### Direction
Using the records below, locate all lines containing "http" and return them.

[Extracted records]

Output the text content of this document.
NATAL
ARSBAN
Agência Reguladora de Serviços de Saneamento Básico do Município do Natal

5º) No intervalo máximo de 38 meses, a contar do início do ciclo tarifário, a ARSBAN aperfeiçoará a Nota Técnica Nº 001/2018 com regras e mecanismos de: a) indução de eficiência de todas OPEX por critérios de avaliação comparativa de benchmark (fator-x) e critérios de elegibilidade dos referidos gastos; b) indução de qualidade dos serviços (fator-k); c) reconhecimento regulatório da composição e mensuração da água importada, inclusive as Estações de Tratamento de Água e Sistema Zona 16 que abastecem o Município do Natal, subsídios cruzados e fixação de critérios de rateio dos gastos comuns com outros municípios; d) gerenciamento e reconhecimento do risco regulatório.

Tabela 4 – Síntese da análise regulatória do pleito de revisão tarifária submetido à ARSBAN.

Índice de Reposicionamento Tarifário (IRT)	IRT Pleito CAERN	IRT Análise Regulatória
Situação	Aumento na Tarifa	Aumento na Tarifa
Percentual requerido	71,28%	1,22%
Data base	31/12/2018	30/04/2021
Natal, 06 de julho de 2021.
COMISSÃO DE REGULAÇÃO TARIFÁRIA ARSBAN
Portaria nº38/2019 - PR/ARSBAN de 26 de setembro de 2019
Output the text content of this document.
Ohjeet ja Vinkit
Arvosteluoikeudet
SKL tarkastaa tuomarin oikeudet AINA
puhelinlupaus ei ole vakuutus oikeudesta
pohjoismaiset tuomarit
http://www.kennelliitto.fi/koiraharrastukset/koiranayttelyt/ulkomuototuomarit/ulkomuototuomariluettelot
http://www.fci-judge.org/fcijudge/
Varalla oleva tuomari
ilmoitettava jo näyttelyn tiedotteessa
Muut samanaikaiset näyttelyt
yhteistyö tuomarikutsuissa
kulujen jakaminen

### The reply
http://www.kennelliitto.fi/koiraharrastukset/koiranayttelyt/ulkomuototuomarit/ulkomuototuomariluettelot
http://www.fci-judge.org/fcijudge/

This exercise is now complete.